* What is expected *
Say how many lines in the records include the string "языкѣ", adding no other words.

--- Data entries ---

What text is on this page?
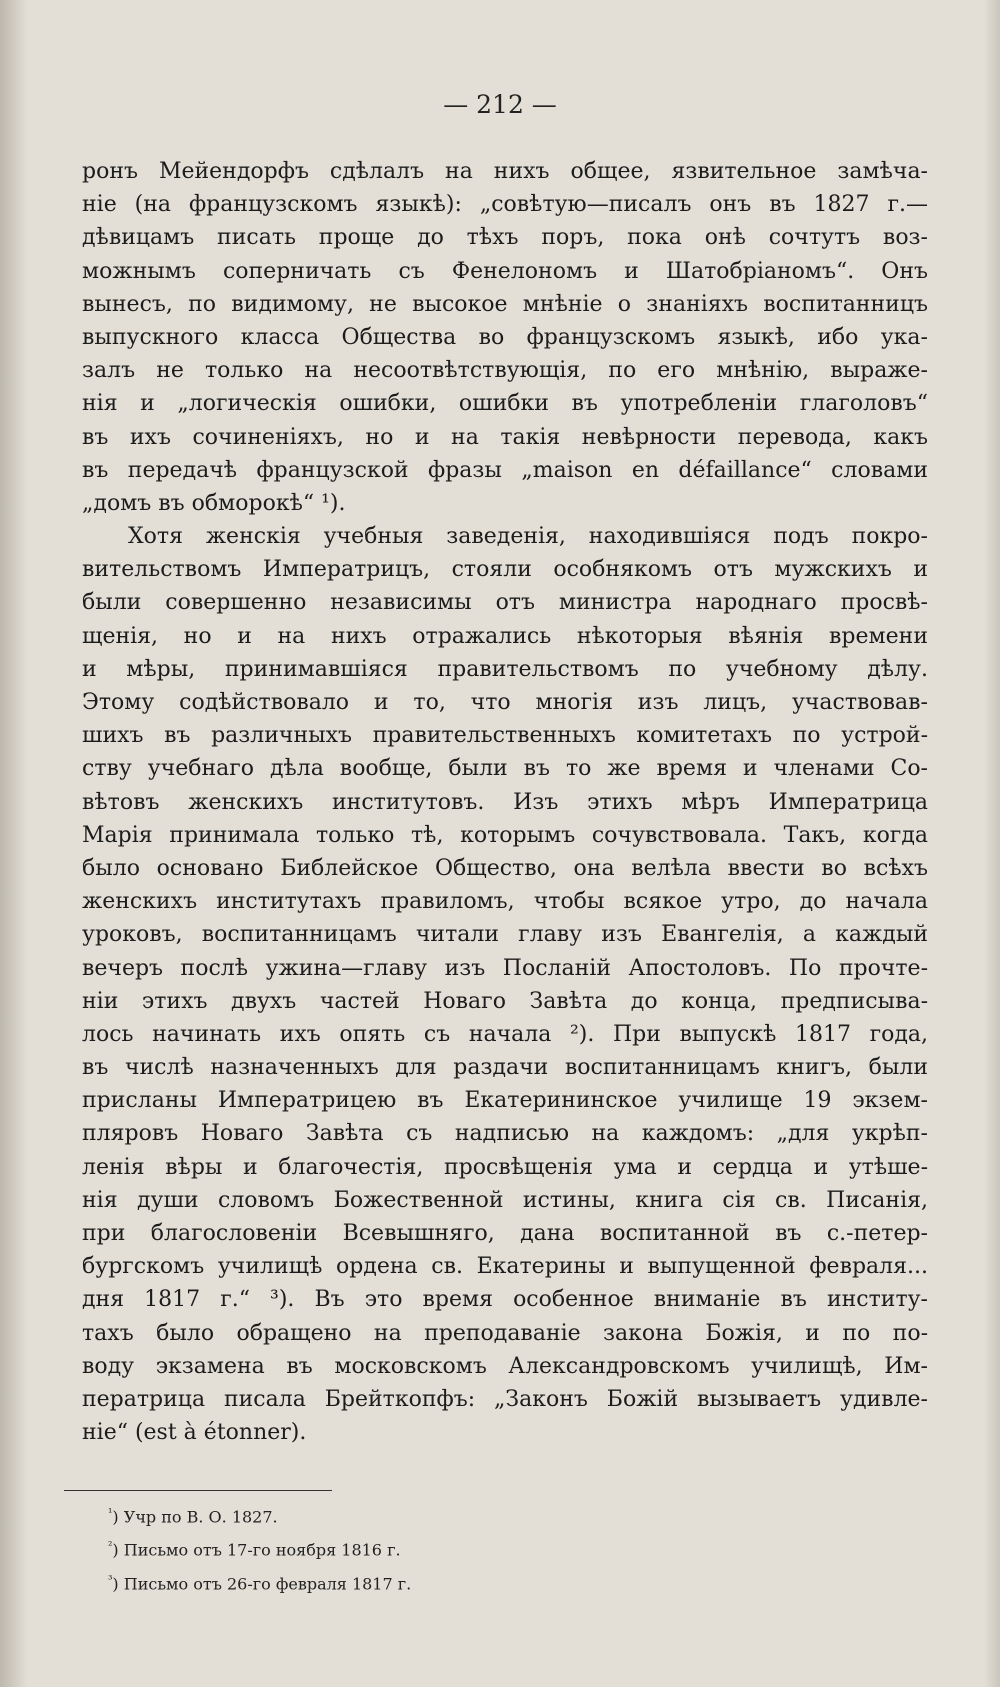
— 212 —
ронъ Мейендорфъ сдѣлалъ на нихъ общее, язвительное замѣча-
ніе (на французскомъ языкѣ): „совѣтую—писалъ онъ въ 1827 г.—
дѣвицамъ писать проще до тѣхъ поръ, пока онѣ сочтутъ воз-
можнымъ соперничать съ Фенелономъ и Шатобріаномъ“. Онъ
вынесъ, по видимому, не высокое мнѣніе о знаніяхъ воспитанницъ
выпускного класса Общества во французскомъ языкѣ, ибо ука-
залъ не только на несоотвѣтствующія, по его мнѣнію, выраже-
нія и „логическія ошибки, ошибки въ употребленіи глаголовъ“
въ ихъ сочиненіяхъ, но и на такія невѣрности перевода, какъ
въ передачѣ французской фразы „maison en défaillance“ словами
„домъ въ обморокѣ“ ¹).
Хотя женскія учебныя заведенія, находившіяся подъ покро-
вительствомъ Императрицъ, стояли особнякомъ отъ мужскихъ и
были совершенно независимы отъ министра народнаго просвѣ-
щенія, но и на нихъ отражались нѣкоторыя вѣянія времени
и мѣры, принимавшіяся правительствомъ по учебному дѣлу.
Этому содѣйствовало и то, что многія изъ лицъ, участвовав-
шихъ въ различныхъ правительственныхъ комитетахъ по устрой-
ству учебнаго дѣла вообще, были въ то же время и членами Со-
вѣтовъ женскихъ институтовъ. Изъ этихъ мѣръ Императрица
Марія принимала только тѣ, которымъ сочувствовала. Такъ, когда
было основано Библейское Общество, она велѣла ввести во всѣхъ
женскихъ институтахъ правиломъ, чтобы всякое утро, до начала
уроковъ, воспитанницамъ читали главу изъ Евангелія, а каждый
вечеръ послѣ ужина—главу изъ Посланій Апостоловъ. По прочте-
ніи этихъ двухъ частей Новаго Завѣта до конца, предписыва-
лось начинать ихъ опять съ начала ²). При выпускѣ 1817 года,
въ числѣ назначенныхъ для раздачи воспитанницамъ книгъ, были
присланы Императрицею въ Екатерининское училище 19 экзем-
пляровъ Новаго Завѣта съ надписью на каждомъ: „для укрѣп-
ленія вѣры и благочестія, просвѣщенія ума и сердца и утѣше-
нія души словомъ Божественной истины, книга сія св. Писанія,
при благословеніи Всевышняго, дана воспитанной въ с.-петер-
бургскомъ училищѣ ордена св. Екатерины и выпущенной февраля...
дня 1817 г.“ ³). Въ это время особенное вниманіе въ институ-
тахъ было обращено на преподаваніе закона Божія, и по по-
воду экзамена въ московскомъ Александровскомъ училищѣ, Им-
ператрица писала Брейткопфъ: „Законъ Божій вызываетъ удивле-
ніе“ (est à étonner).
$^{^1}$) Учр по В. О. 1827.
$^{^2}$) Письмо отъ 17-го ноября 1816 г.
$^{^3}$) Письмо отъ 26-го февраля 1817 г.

---
--- Data entries ---

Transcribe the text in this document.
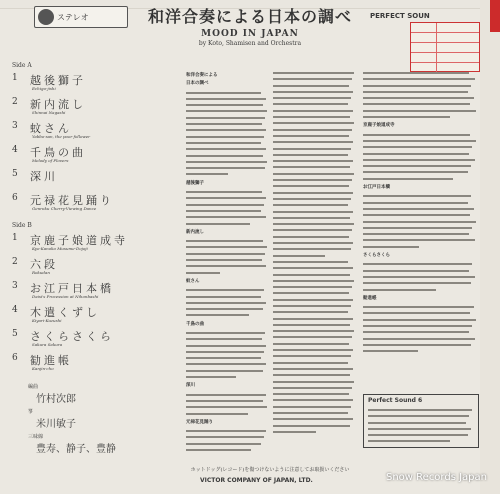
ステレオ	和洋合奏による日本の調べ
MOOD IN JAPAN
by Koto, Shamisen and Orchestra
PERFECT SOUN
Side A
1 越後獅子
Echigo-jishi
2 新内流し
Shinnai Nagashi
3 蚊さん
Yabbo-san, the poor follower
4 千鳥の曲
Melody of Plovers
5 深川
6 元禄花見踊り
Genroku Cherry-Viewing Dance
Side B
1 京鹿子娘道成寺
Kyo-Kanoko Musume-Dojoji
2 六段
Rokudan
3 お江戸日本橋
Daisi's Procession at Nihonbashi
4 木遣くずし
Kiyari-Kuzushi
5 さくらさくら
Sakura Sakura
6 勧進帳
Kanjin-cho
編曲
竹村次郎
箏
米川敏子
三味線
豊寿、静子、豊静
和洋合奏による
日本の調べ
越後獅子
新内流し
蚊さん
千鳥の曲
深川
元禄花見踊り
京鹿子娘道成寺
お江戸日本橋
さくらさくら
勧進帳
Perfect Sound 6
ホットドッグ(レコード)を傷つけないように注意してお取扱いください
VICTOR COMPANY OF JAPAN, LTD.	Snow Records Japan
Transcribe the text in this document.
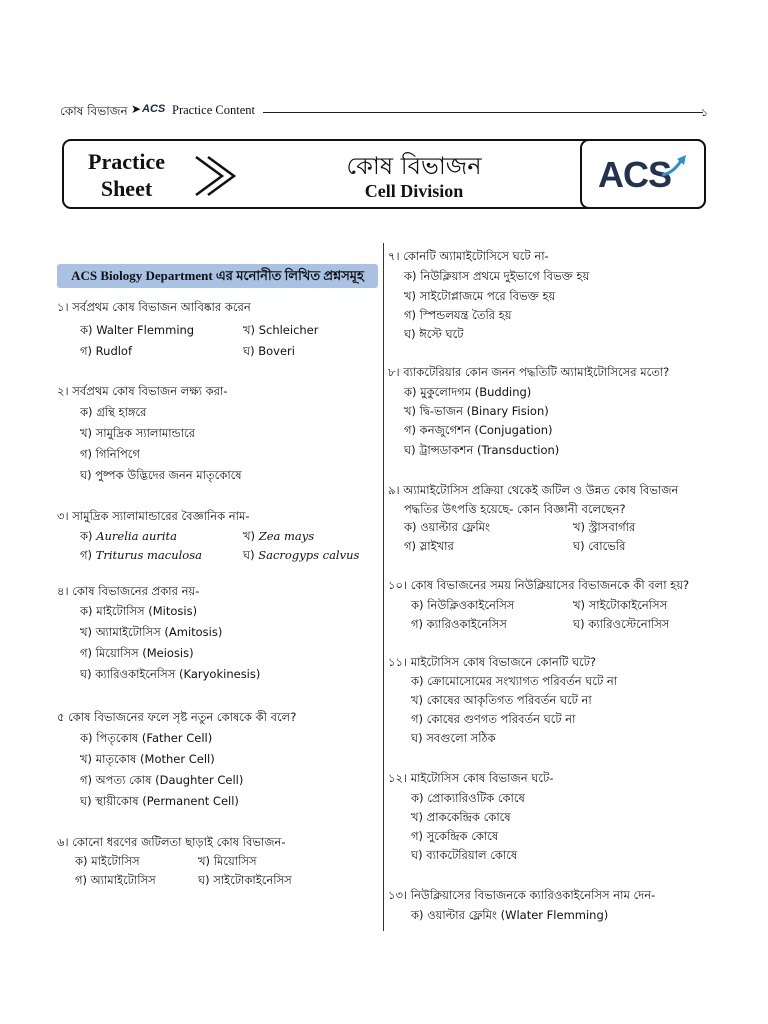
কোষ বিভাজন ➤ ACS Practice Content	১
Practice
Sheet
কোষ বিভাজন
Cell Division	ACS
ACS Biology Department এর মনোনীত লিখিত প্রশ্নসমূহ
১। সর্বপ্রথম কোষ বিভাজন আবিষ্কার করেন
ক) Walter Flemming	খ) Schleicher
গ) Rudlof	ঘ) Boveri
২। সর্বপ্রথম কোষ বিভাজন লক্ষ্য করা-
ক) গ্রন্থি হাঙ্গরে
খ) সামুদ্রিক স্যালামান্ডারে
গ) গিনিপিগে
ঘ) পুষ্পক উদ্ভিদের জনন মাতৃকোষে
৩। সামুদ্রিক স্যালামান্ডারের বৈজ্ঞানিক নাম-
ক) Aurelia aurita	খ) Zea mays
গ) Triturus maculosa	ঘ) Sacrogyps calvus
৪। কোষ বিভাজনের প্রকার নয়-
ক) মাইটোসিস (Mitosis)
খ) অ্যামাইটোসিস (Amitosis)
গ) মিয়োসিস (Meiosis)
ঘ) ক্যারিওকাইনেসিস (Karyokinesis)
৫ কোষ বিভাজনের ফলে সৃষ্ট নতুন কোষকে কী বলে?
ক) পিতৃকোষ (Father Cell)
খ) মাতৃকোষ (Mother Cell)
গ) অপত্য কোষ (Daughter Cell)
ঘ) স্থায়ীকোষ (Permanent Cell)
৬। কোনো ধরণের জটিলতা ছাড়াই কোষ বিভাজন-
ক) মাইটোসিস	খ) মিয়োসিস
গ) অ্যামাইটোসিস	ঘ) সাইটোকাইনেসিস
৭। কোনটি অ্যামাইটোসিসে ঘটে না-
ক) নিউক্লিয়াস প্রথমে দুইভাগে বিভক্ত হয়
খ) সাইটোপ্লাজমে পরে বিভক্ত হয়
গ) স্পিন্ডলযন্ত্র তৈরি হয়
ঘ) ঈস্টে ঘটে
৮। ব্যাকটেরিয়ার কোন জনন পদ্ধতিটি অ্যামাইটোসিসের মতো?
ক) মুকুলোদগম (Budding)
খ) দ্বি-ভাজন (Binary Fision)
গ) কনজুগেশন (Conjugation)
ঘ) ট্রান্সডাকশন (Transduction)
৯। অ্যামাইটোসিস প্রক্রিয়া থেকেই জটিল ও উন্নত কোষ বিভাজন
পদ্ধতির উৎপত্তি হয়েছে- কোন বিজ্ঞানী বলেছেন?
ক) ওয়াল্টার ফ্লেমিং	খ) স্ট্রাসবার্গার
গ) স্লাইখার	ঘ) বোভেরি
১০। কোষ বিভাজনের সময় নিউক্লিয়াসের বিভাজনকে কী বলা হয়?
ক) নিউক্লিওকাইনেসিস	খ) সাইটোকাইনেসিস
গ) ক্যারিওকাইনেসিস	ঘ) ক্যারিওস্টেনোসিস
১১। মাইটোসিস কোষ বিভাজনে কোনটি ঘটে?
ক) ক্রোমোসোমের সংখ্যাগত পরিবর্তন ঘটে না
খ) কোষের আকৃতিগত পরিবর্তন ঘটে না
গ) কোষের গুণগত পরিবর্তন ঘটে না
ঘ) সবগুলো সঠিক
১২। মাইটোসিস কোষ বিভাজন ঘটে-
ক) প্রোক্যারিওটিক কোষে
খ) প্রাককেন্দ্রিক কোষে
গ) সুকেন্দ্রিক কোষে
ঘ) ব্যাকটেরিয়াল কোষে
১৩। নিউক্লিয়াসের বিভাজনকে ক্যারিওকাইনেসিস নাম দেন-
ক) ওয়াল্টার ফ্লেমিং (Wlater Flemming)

---

* Exercise output *
2